> Instructions for the task: Wherever a line below holds the word "nhập", copy that line.

> Provided material:
· · ·

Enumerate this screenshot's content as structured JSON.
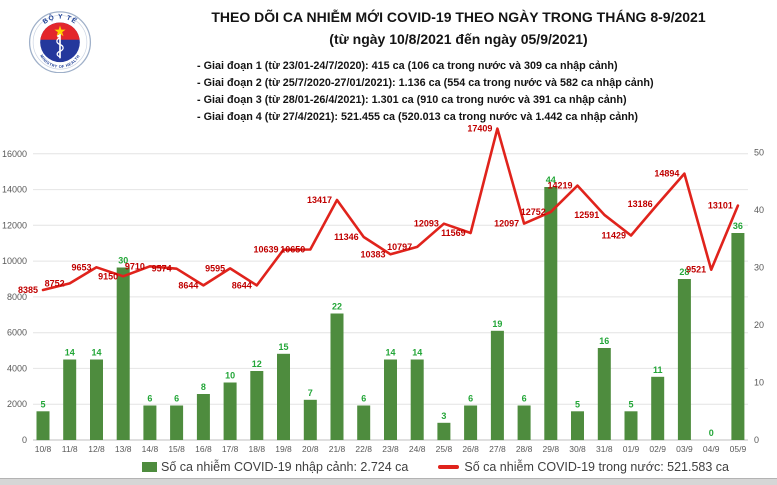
{
  "header": {
    "title_line1": "THEO DÕI CA NHIỄM MỚI COVID-19 THEO NGÀY TRONG THÁNG 8-9/2021",
    "title_line2": "(từ ngày 10/8/2021 đến ngày 05/9/2021)",
    "bullets": [
      "- Giai đoạn 1 (từ 23/01-24/7/2020): 415 ca (106 ca trong nước và 309 ca nhập cảnh)",
      "- Giai đoạn 2 (từ 25/7/2020-27/01/2021): 1.136 ca (554 ca trong nước và 582 ca nhập cảnh)",
      "- Giai đoạn 3 (từ 28/01-26/4/2021): 1.301 ca (910 ca trong nước và 391 ca nhập cảnh)",
      "- Giai đoạn 4 (từ 27/4/2021): 521.455 ca (520.013 ca trong nước và 1.442 ca nhập cảnh)"
    ],
    "logo_top_text": "BỘ Y TẾ",
    "logo_bottom_text": "MINISTRY OF HEALTH"
  },
  "chart_data": {
    "type": "combo-bar-line",
    "categories": [
      "10/8",
      "11/8",
      "12/8",
      "13/8",
      "14/8",
      "15/8",
      "16/8",
      "17/8",
      "18/8",
      "19/8",
      "20/8",
      "21/8",
      "22/8",
      "23/8",
      "24/8",
      "25/8",
      "26/8",
      "27/8",
      "28/8",
      "29/8",
      "30/8",
      "31/8",
      "01/9",
      "02/9",
      "03/9",
      "04/9",
      "05/9"
    ],
    "series": [
      {
        "name": "Số ca nhiễm COVID-19 nhập cảnh",
        "type": "bar",
        "axis": "right",
        "color": "#4E8C3E",
        "label_color": "#23A638",
        "values": [
          5,
          14,
          14,
          30,
          6,
          6,
          8,
          10,
          12,
          15,
          7,
          22,
          6,
          14,
          14,
          3,
          6,
          19,
          6,
          44,
          5,
          16,
          5,
          11,
          28,
          0,
          36
        ]
      },
      {
        "name": "Số ca nhiễm COVID-19 trong nước",
        "type": "line",
        "axis": "left",
        "color": "#E0231C",
        "label_color": "#C00000",
        "values": [
          8385,
          8752,
          9653,
          9150,
          9710,
          9574,
          8644,
          9595,
          8644,
          10639,
          10650,
          13417,
          11346,
          10383,
          10797,
          12093,
          11569,
          17409,
          12097,
          12752,
          14219,
          12591,
          11429,
          13186,
          14894,
          9521,
          13101
        ]
      }
    ],
    "left_axis": {
      "min": 0,
      "max": 18000,
      "tick_labels": [
        0,
        2000,
        4000,
        6000,
        8000,
        10000,
        12000,
        14000,
        16000
      ]
    },
    "right_axis": {
      "min": 0,
      "plot_max": 56,
      "tick_labels": [
        0,
        10,
        20,
        30,
        40,
        50
      ]
    },
    "grid": true,
    "legend_position": "bottom",
    "legend": [
      "Số ca nhiễm COVID-19 nhập cảnh: 2.724 ca",
      "Số ca nhiễm COVID-19 trong nước: 521.583 ca"
    ],
    "grid_color": "#E4E4E4",
    "axis_line_color": "#BFBFBF",
    "axis_text_color": "#595959"
  }
}
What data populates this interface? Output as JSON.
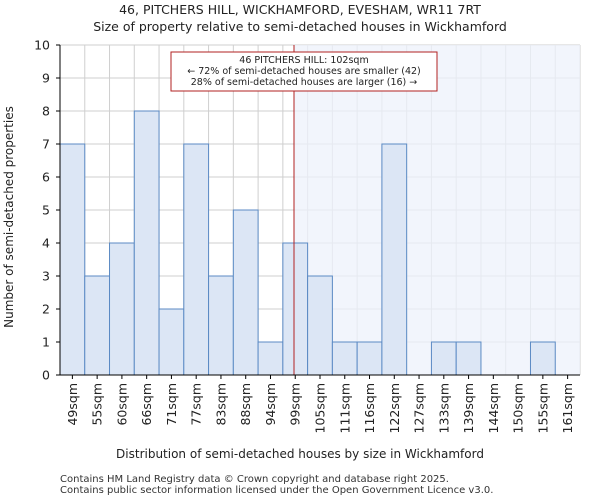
{
  "titles": {
    "line1": "46, PITCHERS HILL, WICKHAMFORD, EVESHAM, WR11 7RT",
    "line2": "Size of property relative to semi-detached houses in Wickhamford"
  },
  "footer": {
    "line1": "Contains HM Land Registry data © Crown copyright and database right 2025.",
    "line2": "Contains public sector information licensed under the Open Government Licence v3.0."
  },
  "annotation": {
    "line1": "46 PITCHERS HILL: 102sqm",
    "line2": "← 72% of semi-detached houses are smaller (42)",
    "line3": "28% of semi-detached houses are larger (16) →"
  },
  "colors": {
    "bar_fill": "#dce6f5",
    "bar_stroke": "#5b8ac4",
    "shade": "#eef2fb",
    "marker": "#b22222",
    "grid": "#cfcfcf"
  },
  "chart_data": {
    "type": "bar",
    "title": "46, PITCHERS HILL, WICKHAMFORD, EVESHAM, WR11 7RT",
    "subtitle": "Size of property relative to semi-detached houses in Wickhamford",
    "xlabel": "Distribution of semi-detached houses by size in Wickhamford",
    "ylabel": "Number of semi-detached properties",
    "categories": [
      "49sqm",
      "55sqm",
      "60sqm",
      "66sqm",
      "71sqm",
      "77sqm",
      "83sqm",
      "88sqm",
      "94sqm",
      "99sqm",
      "105sqm",
      "111sqm",
      "116sqm",
      "122sqm",
      "127sqm",
      "133sqm",
      "139sqm",
      "144sqm",
      "150sqm",
      "155sqm",
      "161sqm"
    ],
    "values": [
      7,
      3,
      4,
      8,
      2,
      7,
      3,
      5,
      1,
      4,
      3,
      1,
      1,
      7,
      0,
      1,
      1,
      0,
      0,
      1,
      0
    ],
    "ylim": [
      0,
      10
    ],
    "yticks": [
      0,
      1,
      2,
      3,
      4,
      5,
      6,
      7,
      8,
      9,
      10
    ],
    "grid": true,
    "property_size_index": 9.45,
    "shaded_from_index": 9.45
  }
}
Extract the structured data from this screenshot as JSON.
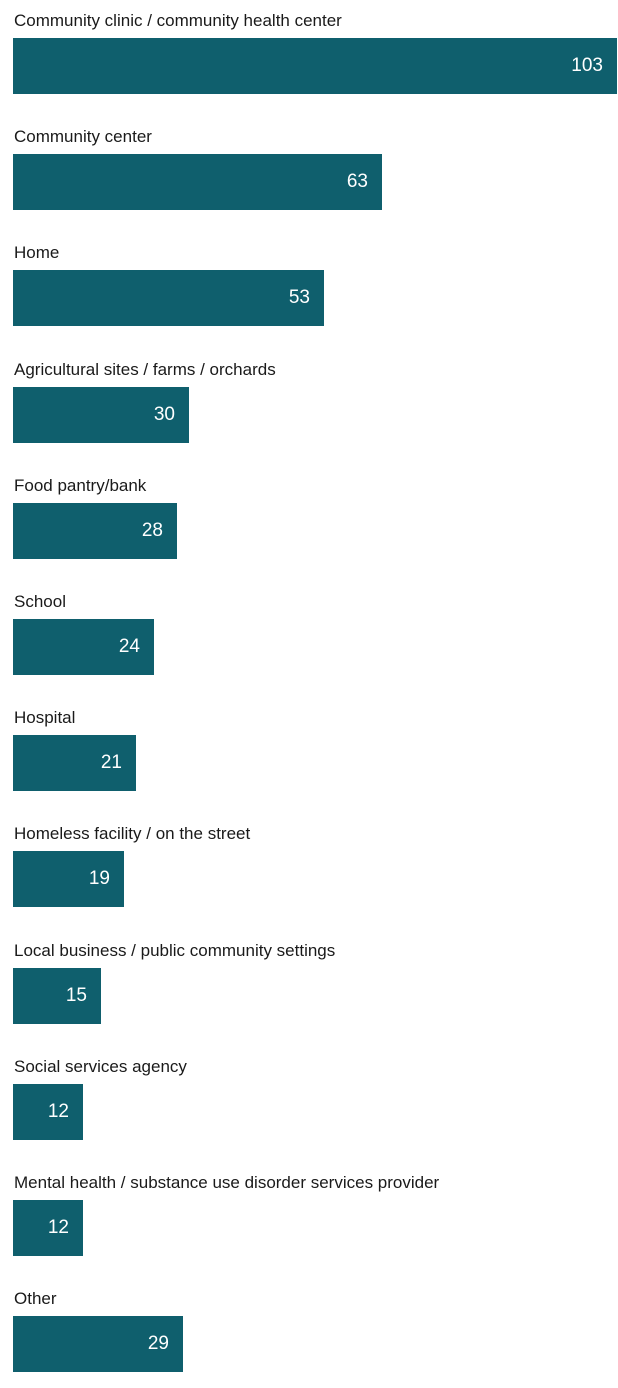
{
  "colors": {
    "bar": "#0f5f6d",
    "value_text": "#ffffff",
    "label_text": "#1a1a1a",
    "background": "#ffffff"
  },
  "chart_data": {
    "type": "bar",
    "orientation": "horizontal",
    "categories": [
      "Community clinic / community health center",
      "Community center",
      "Home",
      "Agricultural sites / farms / orchards",
      "Food pantry/bank",
      "School",
      "Hospital",
      "Homeless facility / on the street",
      "Local business / public community settings",
      "Social services agency",
      "Mental health / substance use disorder services provider",
      "Other"
    ],
    "values": [
      103,
      63,
      53,
      30,
      28,
      24,
      21,
      19,
      15,
      12,
      12,
      29
    ],
    "xlim": [
      0,
      103
    ],
    "grid": false,
    "legend": "none",
    "data_labels": "inside-end"
  }
}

· · ·

> Solution to the problem:
      "- Giai đoạn 1 (từ 23/01-24/7/2020): 415 ca (106 ca trong nước và 309 ca nhập cảnh)",
      "- Giai đoạn 2 (từ 25/7/2020-27/01/2021): 1.136 ca (554 ca trong nước và 582 ca nhập cảnh)",
      "- Giai đoạn 3 (từ 28/01-26/4/2021): 1.301 ca (910 ca trong nước và 391 ca nhập cảnh)",
      "- Giai đoạn 4 (từ 27/4/2021): 521.455 ca (520.013 ca trong nước và 1.442 ca nhập cảnh)"
        "name": "Số ca nhiễm COVID-19 nhập cảnh",
      "Số ca nhiễm COVID-19 nhập cảnh: 2.724 ca",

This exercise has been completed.